■ **Given request**
Show only lines that include "total".

(Collection entries)

+++

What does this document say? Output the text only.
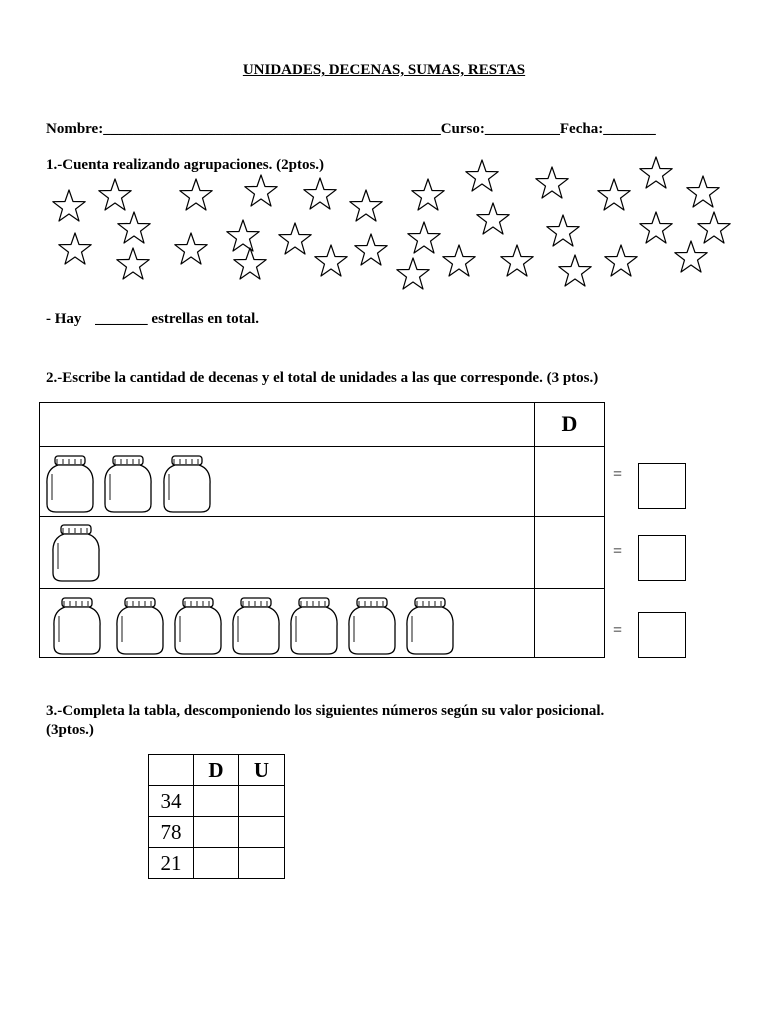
UNIDADES, DECENAS, SUMAS, RESTAS
Nombre:_____________________________________________Curso:__________Fecha:_______
1.-Cuenta realizando agrupaciones. (2ptos.)
- Hay _______ estrellas en total.
2.-Escribe la cantidad de decenas y el total de unidades a las que corresponde. (3 ptos.)
D
=
=
=
3.-Completa la tabla, descomponiendo los siguientes números según su valor posicional.
(3ptos.)
	D	U
34		
78		
21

+++

■ **Result for this exercise**
- Hay _______ estrellas en total.
2.-Escribe la cantidad de decenas y el total de unidades a las que corresponde. (3 ptos.)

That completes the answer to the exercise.